_WHAT IS REQUIRED:_ Using the records below, locate all lines containing "COST" and return them.

━━━

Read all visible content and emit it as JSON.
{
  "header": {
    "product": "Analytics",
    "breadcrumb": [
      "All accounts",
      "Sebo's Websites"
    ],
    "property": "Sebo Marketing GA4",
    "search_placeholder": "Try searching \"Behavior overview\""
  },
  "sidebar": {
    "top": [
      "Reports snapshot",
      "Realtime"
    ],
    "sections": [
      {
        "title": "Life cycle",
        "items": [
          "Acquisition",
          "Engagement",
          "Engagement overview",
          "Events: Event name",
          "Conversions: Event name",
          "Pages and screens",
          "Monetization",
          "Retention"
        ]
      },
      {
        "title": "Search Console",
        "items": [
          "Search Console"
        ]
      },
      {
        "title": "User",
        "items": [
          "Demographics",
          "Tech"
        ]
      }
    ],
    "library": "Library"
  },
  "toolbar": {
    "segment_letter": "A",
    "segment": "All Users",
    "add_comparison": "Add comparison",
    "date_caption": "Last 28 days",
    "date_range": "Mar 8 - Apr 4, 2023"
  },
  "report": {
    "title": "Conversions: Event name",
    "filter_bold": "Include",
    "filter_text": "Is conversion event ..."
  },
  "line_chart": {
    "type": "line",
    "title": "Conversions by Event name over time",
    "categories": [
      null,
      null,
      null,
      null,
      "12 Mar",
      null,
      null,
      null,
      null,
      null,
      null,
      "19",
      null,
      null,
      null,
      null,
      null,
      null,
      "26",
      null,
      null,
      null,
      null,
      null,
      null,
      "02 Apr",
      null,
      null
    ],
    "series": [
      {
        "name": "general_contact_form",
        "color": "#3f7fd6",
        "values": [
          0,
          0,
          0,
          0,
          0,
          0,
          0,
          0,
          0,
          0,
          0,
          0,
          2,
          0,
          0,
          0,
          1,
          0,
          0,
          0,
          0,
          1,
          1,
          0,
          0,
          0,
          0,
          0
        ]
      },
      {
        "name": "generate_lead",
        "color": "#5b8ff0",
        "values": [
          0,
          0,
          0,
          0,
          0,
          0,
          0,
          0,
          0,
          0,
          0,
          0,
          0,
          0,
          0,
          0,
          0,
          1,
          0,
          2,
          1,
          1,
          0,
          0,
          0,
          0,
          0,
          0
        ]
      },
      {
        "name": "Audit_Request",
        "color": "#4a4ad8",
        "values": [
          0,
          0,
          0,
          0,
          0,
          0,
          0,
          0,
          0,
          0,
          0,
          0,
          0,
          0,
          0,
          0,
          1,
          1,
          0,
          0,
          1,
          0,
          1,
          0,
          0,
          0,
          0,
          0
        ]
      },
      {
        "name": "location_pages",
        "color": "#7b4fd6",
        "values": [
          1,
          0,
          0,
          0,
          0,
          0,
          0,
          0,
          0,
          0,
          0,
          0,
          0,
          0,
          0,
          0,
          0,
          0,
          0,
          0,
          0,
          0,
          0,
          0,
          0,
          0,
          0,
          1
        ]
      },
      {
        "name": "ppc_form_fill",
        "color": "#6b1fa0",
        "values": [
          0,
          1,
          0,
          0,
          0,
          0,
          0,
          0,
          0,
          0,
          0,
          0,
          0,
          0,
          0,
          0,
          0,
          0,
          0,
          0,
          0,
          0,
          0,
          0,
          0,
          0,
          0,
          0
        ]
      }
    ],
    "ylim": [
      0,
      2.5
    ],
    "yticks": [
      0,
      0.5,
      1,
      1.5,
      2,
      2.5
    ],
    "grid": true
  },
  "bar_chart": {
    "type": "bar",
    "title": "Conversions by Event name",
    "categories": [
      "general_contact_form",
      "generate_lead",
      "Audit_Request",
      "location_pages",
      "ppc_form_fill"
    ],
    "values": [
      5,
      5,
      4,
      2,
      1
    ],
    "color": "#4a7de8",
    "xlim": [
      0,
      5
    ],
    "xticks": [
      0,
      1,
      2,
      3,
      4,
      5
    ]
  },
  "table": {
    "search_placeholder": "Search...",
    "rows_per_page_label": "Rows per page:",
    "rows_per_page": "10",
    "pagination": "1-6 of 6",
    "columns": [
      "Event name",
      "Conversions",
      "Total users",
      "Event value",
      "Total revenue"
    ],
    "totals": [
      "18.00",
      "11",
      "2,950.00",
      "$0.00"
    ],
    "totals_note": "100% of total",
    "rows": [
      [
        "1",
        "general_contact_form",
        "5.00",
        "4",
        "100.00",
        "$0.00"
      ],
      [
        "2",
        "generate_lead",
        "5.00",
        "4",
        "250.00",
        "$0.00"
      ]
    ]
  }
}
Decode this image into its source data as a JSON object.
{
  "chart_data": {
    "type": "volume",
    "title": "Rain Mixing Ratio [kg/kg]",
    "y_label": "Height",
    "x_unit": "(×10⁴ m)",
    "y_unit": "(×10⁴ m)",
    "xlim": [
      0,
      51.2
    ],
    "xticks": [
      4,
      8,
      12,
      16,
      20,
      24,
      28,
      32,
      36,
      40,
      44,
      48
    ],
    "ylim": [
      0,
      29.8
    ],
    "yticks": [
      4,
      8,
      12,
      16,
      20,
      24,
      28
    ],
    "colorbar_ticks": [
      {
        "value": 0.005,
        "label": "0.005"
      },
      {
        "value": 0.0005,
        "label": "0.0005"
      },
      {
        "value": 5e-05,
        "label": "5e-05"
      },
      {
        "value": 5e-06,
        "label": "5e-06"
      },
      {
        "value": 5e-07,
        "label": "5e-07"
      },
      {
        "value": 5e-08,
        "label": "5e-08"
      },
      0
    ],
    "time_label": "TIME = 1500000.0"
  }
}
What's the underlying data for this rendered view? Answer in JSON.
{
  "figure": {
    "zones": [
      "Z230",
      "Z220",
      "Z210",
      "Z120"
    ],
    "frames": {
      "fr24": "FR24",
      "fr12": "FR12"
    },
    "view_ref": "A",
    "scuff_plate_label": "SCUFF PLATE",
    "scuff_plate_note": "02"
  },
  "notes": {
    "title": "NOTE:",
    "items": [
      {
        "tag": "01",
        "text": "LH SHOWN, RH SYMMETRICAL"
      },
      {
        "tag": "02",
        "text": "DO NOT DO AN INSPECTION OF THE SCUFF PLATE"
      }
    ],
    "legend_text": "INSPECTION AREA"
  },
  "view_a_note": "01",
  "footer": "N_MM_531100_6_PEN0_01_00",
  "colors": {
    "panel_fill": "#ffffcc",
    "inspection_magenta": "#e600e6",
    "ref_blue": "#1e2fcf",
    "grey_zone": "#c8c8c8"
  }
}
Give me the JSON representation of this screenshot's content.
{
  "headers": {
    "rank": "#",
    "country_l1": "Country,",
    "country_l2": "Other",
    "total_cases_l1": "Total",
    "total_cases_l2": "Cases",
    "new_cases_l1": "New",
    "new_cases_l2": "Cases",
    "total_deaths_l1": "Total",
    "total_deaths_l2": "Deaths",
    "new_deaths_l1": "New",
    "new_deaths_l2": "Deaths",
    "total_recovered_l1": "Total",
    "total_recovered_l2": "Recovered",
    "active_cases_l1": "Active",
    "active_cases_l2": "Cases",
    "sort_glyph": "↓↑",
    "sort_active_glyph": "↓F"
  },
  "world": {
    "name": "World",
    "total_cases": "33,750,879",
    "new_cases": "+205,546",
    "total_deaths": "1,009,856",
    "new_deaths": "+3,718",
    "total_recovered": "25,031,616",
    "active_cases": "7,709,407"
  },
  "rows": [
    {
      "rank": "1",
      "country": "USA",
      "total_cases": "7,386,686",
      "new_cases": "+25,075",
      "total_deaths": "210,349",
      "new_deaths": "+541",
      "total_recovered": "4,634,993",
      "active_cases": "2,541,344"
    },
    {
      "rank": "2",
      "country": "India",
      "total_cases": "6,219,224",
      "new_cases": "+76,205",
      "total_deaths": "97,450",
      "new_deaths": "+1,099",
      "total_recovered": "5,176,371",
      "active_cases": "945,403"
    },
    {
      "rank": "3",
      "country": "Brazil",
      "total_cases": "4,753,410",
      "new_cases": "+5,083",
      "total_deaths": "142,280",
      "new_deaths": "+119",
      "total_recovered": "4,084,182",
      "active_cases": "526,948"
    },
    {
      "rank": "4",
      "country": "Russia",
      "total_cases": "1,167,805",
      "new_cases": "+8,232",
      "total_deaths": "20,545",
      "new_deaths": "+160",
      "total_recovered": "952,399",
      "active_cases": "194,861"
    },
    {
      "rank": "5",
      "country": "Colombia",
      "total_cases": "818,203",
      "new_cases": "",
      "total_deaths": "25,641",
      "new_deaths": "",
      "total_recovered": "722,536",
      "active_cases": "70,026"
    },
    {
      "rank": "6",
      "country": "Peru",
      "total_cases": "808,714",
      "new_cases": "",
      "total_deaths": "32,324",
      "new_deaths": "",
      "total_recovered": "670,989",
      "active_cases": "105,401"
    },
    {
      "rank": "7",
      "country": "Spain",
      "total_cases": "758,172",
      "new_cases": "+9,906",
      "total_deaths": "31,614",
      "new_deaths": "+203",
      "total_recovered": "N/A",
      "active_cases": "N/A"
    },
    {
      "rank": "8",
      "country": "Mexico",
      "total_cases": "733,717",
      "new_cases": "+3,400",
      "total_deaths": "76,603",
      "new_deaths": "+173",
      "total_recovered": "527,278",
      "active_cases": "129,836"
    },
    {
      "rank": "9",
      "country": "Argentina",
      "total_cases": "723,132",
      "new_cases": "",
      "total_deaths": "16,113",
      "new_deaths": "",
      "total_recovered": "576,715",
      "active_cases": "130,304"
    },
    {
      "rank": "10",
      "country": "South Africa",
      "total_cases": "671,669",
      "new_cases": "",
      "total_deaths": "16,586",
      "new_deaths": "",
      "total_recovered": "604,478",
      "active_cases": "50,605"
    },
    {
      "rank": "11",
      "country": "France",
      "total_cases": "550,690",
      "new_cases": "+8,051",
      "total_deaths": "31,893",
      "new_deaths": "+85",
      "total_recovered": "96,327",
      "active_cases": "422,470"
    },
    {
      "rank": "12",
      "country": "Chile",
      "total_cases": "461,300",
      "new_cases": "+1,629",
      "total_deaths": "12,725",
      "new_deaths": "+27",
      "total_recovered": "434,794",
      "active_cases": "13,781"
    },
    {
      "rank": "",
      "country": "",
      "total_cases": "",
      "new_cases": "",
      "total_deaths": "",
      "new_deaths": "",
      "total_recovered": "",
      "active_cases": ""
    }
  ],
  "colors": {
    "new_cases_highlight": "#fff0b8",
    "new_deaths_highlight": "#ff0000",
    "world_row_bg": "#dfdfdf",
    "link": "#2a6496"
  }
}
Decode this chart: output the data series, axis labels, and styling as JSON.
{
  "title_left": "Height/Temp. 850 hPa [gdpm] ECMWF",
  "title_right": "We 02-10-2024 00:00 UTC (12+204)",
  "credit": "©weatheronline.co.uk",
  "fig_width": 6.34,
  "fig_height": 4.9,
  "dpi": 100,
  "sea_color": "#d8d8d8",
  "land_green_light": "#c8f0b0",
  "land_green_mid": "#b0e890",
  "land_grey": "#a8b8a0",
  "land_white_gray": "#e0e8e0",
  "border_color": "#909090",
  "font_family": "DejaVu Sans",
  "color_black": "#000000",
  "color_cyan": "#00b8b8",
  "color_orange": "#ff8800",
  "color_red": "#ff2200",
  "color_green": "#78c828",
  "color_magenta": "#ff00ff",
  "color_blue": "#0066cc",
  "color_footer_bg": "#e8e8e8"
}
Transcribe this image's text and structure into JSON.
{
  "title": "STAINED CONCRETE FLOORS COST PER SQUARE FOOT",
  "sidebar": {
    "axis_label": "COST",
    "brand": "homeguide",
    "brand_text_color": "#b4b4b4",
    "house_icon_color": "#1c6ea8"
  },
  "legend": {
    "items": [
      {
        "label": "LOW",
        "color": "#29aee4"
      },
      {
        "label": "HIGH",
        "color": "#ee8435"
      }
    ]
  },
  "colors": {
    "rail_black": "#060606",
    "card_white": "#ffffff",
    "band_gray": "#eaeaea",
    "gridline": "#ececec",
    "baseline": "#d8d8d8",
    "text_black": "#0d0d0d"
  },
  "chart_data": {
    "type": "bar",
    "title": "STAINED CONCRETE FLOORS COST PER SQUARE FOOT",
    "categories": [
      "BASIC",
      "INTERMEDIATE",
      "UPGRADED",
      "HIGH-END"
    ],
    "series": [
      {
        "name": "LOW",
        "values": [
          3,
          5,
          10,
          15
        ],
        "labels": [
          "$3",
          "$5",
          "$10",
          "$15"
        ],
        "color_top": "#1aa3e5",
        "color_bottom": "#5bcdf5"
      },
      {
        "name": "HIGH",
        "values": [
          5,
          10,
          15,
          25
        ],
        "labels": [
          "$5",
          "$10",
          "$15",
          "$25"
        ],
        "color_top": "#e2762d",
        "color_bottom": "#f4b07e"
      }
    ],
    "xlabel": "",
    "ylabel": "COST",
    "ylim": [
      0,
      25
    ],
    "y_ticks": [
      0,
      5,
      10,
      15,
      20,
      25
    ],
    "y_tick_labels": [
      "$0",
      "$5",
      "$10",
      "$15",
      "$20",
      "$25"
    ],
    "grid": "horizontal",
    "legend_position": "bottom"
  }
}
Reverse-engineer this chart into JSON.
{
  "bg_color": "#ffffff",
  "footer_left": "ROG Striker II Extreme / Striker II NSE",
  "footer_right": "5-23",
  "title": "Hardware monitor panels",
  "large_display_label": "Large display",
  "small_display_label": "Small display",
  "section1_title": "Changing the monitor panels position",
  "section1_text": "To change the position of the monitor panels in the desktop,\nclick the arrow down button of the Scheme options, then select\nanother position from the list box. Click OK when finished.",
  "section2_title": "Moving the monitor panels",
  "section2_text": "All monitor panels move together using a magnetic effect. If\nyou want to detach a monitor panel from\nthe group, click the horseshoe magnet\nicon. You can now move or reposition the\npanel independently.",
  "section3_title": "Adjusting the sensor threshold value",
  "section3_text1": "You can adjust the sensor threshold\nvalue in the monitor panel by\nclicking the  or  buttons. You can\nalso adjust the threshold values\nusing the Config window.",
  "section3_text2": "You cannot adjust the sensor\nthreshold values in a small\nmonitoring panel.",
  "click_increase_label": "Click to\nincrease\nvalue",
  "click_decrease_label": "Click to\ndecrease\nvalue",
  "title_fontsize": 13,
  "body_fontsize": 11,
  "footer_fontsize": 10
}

━━━

_WRITTEN SOLUTION:_
  "title": "STAINED CONCRETE FLOORS COST PER SQUARE FOOT",
    "axis_label": "COST",
    "title": "STAINED CONCRETE FLOORS COST PER SQUARE FOOT",
    "ylabel": "COST",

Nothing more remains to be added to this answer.